------ Data supplied

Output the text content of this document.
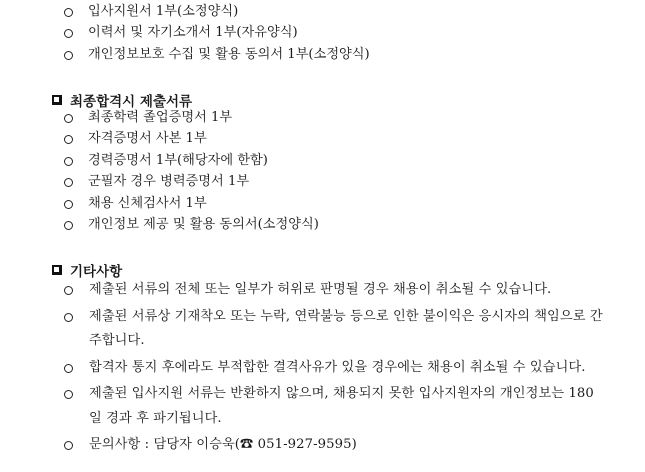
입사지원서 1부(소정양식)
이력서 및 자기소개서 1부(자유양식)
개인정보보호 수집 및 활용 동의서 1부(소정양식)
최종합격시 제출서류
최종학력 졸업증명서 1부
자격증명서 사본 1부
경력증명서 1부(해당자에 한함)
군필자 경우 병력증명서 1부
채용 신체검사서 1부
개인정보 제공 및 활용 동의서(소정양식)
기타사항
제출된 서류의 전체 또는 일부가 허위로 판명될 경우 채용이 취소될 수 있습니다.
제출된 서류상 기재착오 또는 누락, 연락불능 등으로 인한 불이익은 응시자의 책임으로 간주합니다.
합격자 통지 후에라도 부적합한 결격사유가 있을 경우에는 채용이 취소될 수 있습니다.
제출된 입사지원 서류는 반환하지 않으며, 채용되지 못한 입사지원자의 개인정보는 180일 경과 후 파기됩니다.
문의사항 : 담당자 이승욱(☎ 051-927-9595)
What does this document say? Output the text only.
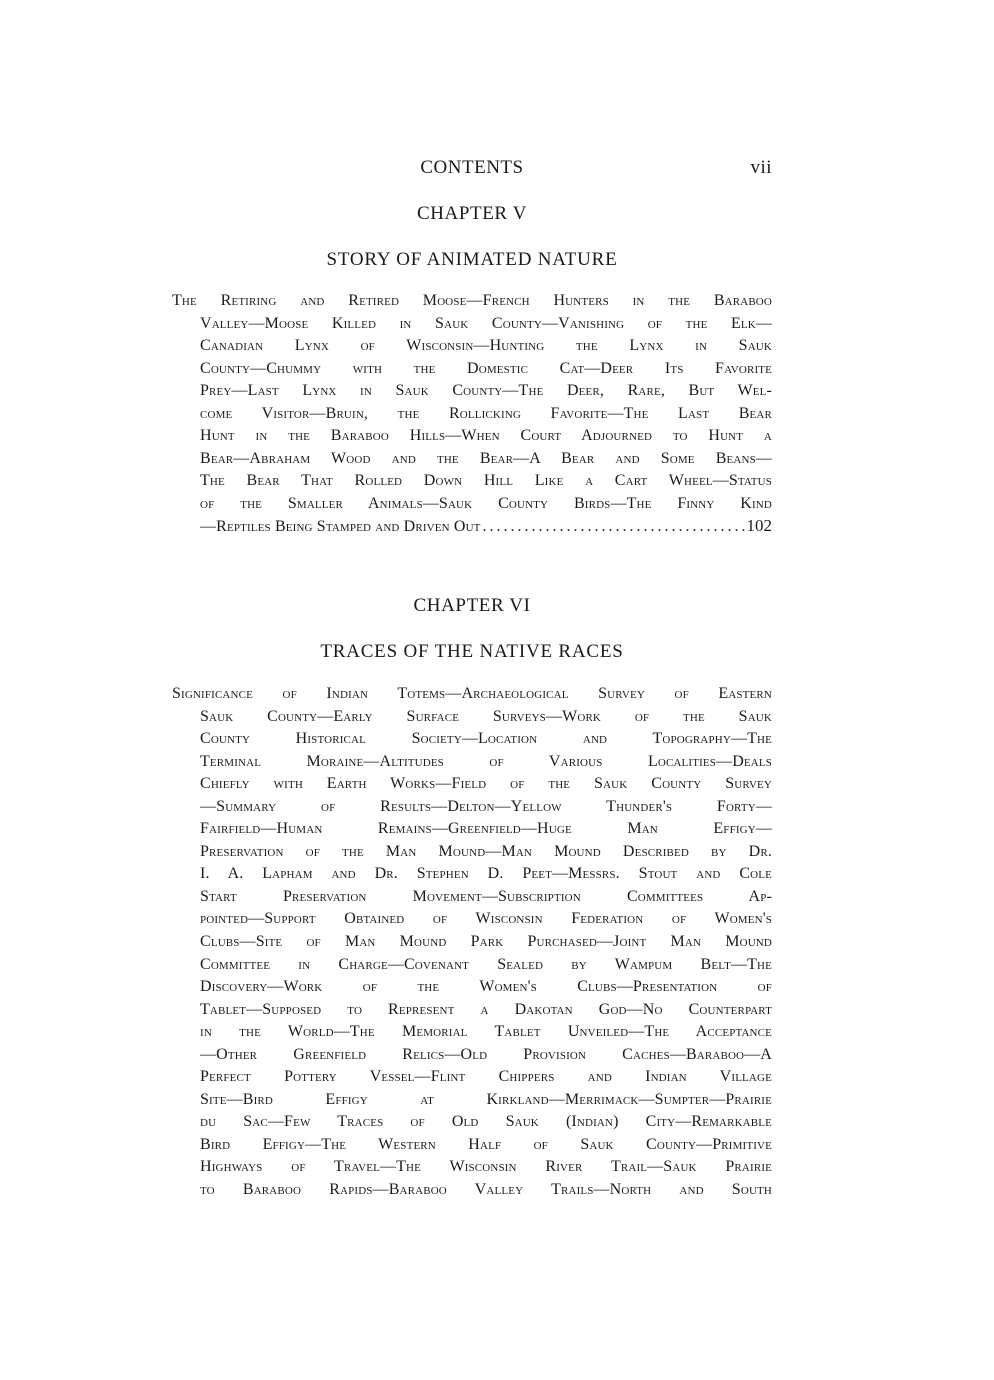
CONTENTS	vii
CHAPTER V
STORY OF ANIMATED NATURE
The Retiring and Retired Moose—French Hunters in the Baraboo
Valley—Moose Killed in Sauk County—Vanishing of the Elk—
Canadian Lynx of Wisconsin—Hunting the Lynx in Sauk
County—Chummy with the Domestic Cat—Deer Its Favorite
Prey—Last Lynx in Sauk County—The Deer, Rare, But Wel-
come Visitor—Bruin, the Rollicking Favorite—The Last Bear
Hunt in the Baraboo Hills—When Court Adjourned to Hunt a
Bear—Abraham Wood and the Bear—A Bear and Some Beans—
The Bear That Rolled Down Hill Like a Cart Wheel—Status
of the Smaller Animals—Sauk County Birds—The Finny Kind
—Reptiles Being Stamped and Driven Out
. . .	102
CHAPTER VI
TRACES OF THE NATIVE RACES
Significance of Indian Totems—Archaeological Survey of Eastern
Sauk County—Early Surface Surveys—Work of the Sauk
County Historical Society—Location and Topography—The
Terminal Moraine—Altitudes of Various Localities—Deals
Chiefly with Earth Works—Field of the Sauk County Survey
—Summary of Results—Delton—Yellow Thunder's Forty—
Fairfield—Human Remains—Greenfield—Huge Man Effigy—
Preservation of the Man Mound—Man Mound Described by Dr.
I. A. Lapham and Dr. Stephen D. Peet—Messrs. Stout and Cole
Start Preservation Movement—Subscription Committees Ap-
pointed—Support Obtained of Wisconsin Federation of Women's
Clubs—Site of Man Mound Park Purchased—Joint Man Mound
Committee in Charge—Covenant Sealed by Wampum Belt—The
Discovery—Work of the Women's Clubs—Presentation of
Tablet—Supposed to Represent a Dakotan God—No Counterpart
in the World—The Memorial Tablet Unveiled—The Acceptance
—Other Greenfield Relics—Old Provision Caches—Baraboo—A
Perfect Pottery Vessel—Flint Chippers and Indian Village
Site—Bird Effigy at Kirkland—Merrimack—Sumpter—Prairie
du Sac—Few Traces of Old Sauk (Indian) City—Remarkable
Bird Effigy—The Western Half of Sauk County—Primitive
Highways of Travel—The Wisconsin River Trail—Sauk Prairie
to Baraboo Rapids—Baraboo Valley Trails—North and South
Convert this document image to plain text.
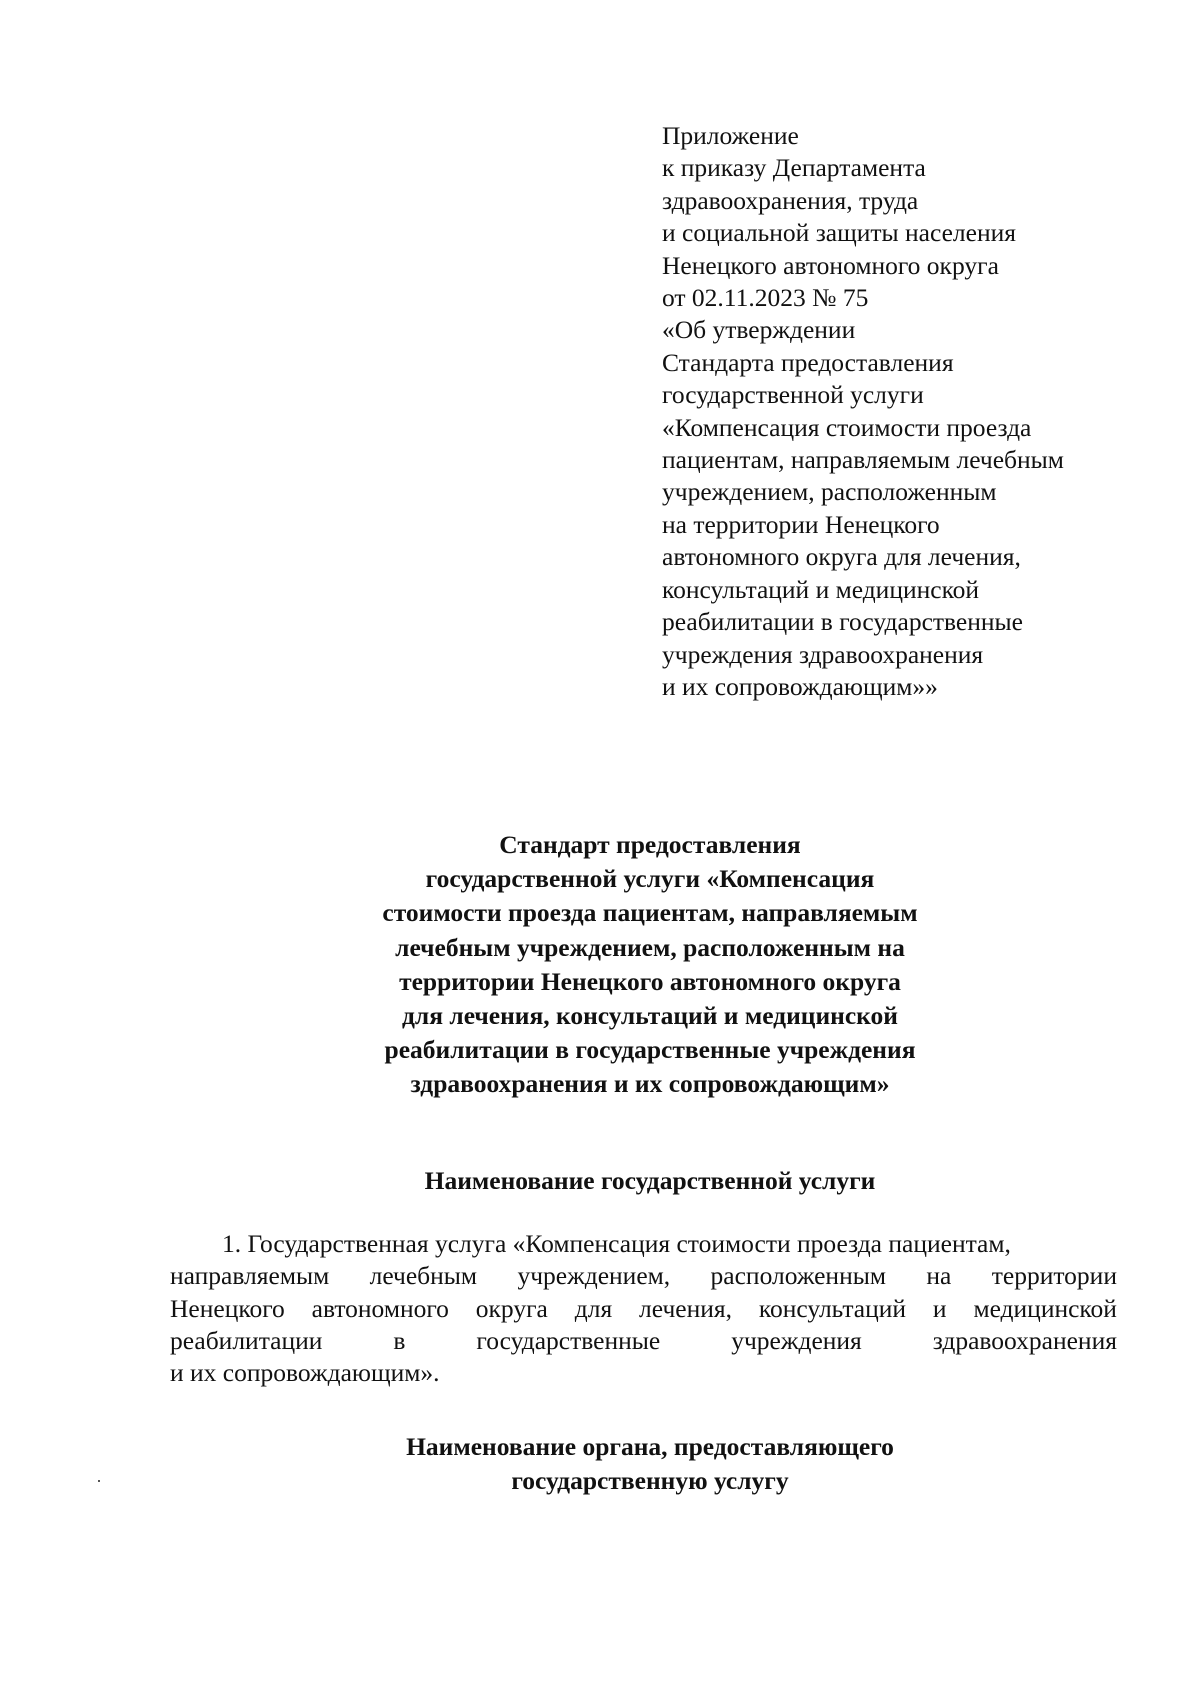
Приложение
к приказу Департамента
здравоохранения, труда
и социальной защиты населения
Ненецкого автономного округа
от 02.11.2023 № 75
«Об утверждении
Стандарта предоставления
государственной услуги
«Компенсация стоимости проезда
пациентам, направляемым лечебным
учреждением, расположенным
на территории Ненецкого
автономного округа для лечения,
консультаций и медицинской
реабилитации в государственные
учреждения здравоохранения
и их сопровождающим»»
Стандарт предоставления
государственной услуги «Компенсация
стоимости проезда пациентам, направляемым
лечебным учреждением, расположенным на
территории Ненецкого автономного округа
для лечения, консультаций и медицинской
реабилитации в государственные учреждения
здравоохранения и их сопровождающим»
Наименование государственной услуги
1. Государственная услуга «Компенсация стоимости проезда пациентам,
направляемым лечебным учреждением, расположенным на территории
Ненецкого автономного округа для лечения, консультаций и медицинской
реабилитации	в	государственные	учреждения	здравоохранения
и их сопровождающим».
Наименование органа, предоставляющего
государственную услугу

------------

» **Given problem**
Filter the listing for the word "있습니다" and copy every line that holds it.

» **Solution for this exercise**
제출된 서류의 전체 또는 일부가 허위로 판명될 경우 채용이 취소될 수 있습니다.
합격자 통지 후에라도 부적합한 결격사유가 있을 경우에는 채용이 취소될 수 있습니다.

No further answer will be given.